◆ UNTERSUCHTER TEXT:

------------------------------------------------------------

Das sind dazu die grundlegenden Fakten:

  • Kastenstände sind nachweislich eine furchtbare Tierquälerei. Das wird sogar von der Nutztierwissenschaft bestätigt.
  • Kastenstände sind sofort durch die freie Buchtenhaltung ersetzbar, die nicht nur kommerziell funktioniert, wie uns die Schweiz, Norwegen und Schweden z.B. zeigen, sondern sowohl für die Mutterschweine als auch für ihre Kinder die unvergleichlich bessere Alternative ist. Auch das bestätigt die Nutztierwissenschaft.
  • 80% der Bevölkerung wollen Kastenstände verboten wissen, 14% sind gegen ein Verbot, 6% ist es egal.
  • Alle drei VolksanwältInnen haben in seltener Einigkeit eine Missstandsfeststellung erhoben und erklärt, dass Kastenstände nicht nur tierschutzgesetz- sondern sogar verfassungswidrig sind.

Und trotzdem stellt sich unser Landwirtschaftsminister tot und betreibt eine Blockadepolitik. Er nutzt seine Machtposition schamlos aus, um seiner Klientel, den LobbyistInnen aus der Schweineindustrie, die mit einer Tierschutzverbesserung einhergehenden Kosten zu ersparen. Wie sollte man in diesem Fall anders reagieren, als den Herrn Minister an seine Verantwortung zu erinnern? Es geht hier schließlich nicht um irgendeinen nebensächlichen Modespleen, sondern um ein ganz konkretes, aktuelles und geradezu unermessliches Leid. Die Mutterschweine haben keine Zeit darauf zu warten, bis unser Landwirtschaftsminister aufwacht und realisiert, dass er dem Volk und nicht der Tierindustrie verpflichtet ist. Die Proteste werden also aller Wahrscheinlichkeit nach nicht nur weitergehen, sondern an Intensität gewinnen.

------------------------------------------------------------

◆ DEINE AUFGABEN:
**A.** Wie viel Prozent der Bevölkerung wollen laut dem Text über Kastenstände diese verboten wissen?
**B.** Setze den Text über Kastenstände nach seinem letzten Satz fort.

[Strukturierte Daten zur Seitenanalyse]
------------------------------------------------------------

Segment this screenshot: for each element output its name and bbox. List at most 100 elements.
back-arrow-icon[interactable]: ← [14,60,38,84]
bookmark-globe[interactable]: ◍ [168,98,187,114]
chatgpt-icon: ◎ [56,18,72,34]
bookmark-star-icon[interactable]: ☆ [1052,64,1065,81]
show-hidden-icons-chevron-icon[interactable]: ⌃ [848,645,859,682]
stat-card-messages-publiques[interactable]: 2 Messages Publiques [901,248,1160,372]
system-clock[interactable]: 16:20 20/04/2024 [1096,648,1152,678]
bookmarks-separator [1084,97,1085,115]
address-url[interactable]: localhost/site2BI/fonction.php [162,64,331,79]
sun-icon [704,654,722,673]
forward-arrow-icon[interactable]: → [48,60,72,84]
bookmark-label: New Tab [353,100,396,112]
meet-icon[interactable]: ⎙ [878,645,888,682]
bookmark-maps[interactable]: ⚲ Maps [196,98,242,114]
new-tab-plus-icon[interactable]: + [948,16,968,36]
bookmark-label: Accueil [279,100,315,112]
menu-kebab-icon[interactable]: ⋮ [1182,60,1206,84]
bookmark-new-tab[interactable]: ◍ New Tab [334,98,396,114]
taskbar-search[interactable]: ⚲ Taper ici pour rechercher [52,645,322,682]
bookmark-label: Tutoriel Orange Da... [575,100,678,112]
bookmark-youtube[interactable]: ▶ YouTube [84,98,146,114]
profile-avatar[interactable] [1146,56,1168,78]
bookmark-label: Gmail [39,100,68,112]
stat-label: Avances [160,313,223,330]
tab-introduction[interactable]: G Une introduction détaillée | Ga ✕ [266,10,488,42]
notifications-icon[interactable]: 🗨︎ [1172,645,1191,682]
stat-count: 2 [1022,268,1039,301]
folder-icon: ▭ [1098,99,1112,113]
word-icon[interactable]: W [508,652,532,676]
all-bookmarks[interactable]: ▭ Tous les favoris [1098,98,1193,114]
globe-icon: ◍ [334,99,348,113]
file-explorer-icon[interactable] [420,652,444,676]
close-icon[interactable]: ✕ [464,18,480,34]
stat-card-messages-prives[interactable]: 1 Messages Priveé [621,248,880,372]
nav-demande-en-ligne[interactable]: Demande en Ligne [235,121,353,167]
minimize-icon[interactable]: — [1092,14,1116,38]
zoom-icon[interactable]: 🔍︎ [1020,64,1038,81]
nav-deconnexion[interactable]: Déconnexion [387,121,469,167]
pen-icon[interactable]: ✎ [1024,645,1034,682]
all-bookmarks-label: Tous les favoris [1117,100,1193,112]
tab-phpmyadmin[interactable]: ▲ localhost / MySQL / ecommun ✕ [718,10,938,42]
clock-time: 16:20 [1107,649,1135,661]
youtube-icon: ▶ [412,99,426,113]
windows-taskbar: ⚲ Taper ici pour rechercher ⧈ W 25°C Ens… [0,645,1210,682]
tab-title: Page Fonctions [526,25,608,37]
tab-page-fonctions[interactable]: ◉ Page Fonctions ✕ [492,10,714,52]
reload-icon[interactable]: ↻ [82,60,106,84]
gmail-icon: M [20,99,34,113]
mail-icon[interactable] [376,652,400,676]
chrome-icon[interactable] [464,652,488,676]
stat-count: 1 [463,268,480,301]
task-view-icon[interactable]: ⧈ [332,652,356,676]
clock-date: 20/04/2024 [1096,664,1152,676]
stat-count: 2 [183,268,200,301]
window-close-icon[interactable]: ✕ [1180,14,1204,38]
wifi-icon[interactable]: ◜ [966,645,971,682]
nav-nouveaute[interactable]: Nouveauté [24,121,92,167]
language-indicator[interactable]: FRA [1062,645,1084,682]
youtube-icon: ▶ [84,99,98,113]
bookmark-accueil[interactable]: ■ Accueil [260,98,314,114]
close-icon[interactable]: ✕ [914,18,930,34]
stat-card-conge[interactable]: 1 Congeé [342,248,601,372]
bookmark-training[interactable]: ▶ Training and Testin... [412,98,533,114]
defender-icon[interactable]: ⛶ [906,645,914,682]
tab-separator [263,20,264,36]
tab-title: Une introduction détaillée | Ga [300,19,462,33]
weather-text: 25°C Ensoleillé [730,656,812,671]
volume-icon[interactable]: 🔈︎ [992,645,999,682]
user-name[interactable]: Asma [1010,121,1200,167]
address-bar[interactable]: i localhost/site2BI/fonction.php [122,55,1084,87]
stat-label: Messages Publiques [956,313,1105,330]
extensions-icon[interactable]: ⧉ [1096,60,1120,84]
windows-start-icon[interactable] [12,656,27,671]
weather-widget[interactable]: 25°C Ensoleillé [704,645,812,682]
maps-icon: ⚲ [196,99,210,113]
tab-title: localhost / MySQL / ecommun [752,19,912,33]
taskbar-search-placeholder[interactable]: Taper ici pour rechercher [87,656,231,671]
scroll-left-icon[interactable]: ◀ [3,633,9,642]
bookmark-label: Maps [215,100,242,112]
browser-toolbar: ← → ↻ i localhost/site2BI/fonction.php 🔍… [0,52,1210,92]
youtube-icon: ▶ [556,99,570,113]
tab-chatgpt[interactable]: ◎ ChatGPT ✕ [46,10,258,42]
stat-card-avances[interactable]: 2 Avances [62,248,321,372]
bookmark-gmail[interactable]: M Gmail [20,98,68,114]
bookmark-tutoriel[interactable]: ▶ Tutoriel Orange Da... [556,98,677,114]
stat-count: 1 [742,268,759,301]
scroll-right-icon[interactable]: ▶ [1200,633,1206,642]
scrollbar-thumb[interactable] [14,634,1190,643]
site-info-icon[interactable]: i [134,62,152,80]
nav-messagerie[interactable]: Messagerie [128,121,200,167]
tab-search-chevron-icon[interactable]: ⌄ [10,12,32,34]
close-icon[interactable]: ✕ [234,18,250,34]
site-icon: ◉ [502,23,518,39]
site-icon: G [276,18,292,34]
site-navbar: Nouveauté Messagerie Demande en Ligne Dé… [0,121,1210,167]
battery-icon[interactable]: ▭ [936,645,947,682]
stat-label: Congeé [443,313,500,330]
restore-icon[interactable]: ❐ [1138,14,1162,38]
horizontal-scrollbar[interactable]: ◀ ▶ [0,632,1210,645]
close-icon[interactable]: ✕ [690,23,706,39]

------------------------------------------------------------

◆ LÖSUNGEN ZUR ÜBUNG:
**A.** 80 Prozent.

**B.**
Was ist der Ausweg, aus diesem Dilemma? Wie bei gesellschaftlichen Konflikten dieser Art üblich – es muss ein Kompromiss gefunden werden, mit dem alle beteiligten Gruppierungen (bis auf Weiteres) leben können, siehe mein Buch “Widerstand in der Demokratie“. Auch hier ist der Landwirtschaftsminister derjenige, der am Zug ist. Er sitzt an der Schaltstelle für die Ausarbeitung eines Kompromisses. Es liegt in seiner Verantwortung, nicht trotzig wie ein Kind „jetzt erst recht“ alle Gespräche zu blockieren, sondern zwischen den Streitparteien zu vermitteln und einen Kompromiss auszuhandeln.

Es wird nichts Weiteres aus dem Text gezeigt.